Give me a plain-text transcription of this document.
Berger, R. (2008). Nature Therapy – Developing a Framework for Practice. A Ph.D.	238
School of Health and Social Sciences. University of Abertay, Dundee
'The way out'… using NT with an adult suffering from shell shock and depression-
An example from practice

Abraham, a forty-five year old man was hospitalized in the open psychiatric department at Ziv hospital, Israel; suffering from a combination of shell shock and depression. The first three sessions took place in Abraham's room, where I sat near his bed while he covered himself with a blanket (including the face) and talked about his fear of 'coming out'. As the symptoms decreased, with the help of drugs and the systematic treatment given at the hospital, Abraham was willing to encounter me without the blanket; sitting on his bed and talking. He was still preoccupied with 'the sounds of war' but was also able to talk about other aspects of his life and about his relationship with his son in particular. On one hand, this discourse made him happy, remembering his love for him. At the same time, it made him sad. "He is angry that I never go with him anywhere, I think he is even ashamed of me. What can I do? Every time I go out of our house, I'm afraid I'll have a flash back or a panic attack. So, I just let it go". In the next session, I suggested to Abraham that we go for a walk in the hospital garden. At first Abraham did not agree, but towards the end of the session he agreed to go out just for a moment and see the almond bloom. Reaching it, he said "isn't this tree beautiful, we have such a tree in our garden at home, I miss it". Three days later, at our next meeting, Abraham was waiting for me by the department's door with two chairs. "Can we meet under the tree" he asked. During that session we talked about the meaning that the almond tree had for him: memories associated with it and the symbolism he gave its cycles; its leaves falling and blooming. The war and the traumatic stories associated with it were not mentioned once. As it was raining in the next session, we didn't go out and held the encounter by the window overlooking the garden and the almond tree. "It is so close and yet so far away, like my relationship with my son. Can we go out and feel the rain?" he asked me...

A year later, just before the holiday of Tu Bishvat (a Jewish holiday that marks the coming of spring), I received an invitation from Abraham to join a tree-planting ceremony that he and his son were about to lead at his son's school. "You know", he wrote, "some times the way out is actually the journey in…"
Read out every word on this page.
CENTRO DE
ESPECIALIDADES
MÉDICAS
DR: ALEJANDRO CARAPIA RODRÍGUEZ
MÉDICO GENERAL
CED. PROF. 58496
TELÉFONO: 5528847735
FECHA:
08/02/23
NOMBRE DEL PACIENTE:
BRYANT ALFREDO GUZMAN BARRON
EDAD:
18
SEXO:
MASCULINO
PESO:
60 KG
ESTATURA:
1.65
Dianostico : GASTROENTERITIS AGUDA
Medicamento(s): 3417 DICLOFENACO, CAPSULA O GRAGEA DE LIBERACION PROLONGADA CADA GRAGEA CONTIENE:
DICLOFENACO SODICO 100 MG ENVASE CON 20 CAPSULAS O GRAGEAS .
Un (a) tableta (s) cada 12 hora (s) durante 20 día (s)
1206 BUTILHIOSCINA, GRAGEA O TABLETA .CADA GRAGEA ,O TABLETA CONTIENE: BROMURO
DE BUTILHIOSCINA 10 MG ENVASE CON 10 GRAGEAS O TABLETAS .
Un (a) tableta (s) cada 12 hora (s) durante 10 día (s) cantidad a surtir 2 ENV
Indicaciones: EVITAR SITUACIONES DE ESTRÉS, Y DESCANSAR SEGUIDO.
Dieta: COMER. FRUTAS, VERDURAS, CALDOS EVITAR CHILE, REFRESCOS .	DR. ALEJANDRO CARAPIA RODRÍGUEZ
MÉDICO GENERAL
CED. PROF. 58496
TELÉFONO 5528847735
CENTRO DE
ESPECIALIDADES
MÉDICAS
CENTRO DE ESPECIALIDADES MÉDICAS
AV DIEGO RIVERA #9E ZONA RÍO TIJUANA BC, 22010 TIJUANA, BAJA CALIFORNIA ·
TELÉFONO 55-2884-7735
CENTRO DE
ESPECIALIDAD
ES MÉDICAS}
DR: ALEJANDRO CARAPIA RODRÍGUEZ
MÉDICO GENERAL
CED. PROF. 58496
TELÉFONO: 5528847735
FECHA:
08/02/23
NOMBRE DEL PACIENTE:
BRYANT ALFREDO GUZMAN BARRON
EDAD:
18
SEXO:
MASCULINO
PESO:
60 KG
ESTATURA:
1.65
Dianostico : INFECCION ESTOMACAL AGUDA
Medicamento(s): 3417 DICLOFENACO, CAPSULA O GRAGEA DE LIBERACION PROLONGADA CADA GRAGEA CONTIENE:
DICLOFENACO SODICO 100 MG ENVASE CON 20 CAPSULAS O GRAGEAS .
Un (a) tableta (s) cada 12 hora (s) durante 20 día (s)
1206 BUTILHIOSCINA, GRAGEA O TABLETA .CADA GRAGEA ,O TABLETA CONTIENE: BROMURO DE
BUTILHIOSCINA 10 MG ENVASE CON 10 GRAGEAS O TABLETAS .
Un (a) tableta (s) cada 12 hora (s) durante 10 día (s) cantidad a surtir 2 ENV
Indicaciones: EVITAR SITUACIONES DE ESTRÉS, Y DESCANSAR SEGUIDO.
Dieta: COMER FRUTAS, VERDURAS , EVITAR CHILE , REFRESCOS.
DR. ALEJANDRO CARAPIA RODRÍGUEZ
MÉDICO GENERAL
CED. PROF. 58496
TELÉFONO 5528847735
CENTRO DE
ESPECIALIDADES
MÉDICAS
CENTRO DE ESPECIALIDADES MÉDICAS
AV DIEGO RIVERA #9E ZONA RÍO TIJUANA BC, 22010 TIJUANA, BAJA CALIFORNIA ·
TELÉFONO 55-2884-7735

● ● ● ●

What you need to do:
Take each line containing the string "COMER" and copy it out.

Exercise response:
Dieta: COMER. FRUTAS, VERDURAS, CALDOS EVITAR CHILE, REFRESCOS .	DR. ALEJANDRO CARAPIA RODRÍGUEZ
Dieta: COMER FRUTAS, VERDURAS , EVITAR CHILE , REFRESCOS.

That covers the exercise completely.